> **Description of the task**
Find the word "document" in the listing; pull out each line holding it.

> **Data**
◇ ◇ ◇ ◇ ◇ ◇ ◇

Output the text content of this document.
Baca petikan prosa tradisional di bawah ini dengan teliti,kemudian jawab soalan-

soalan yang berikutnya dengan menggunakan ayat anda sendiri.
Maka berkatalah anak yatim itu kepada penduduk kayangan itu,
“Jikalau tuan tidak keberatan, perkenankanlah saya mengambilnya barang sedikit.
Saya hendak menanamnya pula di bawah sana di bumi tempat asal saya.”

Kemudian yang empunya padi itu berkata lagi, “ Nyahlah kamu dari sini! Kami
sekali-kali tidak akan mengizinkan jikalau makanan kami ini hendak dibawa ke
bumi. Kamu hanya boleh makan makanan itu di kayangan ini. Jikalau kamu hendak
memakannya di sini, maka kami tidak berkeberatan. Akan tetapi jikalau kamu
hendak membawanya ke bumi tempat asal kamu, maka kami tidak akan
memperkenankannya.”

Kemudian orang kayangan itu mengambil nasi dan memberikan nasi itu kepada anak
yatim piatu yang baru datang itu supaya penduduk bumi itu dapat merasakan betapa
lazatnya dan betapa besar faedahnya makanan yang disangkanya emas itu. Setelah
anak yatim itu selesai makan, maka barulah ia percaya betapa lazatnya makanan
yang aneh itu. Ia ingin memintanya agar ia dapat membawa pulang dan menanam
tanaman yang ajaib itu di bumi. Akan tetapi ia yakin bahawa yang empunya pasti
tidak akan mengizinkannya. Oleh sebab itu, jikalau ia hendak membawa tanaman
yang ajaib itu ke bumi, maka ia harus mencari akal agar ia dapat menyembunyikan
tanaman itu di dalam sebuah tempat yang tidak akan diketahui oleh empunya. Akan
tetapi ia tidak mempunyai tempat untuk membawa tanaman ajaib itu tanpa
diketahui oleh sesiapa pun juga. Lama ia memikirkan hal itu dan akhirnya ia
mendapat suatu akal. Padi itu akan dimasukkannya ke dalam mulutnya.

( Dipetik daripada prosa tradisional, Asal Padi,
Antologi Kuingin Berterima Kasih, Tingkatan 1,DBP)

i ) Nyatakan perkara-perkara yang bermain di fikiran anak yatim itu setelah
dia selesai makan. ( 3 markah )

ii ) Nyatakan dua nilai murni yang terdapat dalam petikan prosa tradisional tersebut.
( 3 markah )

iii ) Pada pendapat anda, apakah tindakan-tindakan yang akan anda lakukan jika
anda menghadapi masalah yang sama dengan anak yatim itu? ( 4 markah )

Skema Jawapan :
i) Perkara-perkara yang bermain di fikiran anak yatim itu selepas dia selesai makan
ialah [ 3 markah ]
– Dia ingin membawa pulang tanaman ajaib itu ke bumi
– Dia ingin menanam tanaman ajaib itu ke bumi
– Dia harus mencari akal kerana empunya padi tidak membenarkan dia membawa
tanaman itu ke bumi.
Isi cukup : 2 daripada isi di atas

◇ ◇ ◇ ◇ ◇ ◇ ◇

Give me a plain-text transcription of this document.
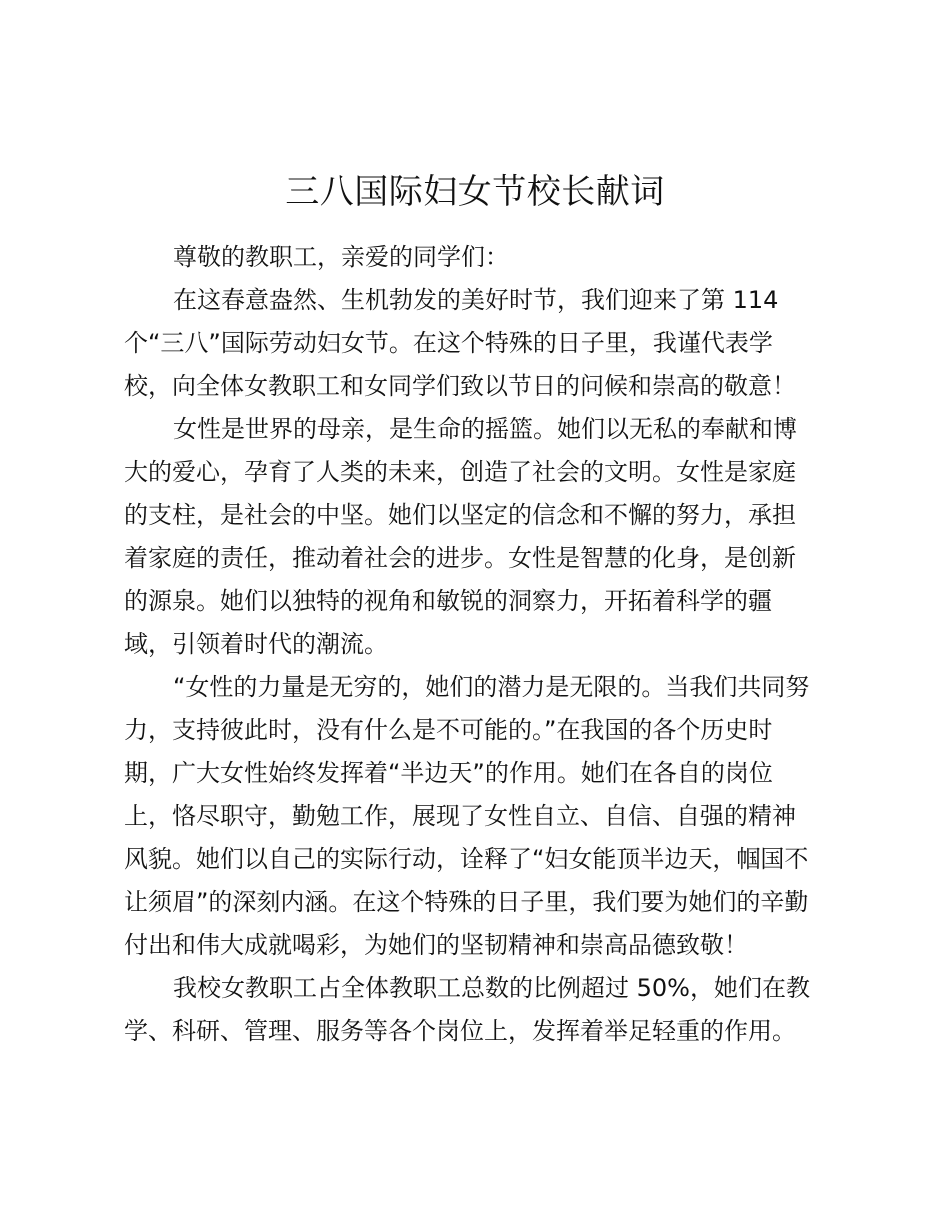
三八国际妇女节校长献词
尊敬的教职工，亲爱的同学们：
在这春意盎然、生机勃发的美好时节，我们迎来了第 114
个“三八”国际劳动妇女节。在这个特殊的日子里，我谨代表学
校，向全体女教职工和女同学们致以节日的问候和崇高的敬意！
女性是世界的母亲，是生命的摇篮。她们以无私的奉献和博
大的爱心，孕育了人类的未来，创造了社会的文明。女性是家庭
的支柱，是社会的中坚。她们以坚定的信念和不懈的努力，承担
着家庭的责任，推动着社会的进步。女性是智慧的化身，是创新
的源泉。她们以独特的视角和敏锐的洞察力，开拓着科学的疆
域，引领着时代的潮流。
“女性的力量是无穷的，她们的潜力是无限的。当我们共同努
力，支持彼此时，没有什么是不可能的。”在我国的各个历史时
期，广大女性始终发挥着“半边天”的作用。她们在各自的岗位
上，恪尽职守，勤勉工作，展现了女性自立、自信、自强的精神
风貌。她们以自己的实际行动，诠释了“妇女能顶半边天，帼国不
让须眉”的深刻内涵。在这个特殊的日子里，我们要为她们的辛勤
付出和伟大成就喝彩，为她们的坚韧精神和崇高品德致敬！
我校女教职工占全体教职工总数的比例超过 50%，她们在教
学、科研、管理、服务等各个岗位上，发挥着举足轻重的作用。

◇ ◇ ◇ ◇ ◇ ◇ ◇

> **Exercise answer**
Output the text content of this document.
Give me a plain-text transcription of this document.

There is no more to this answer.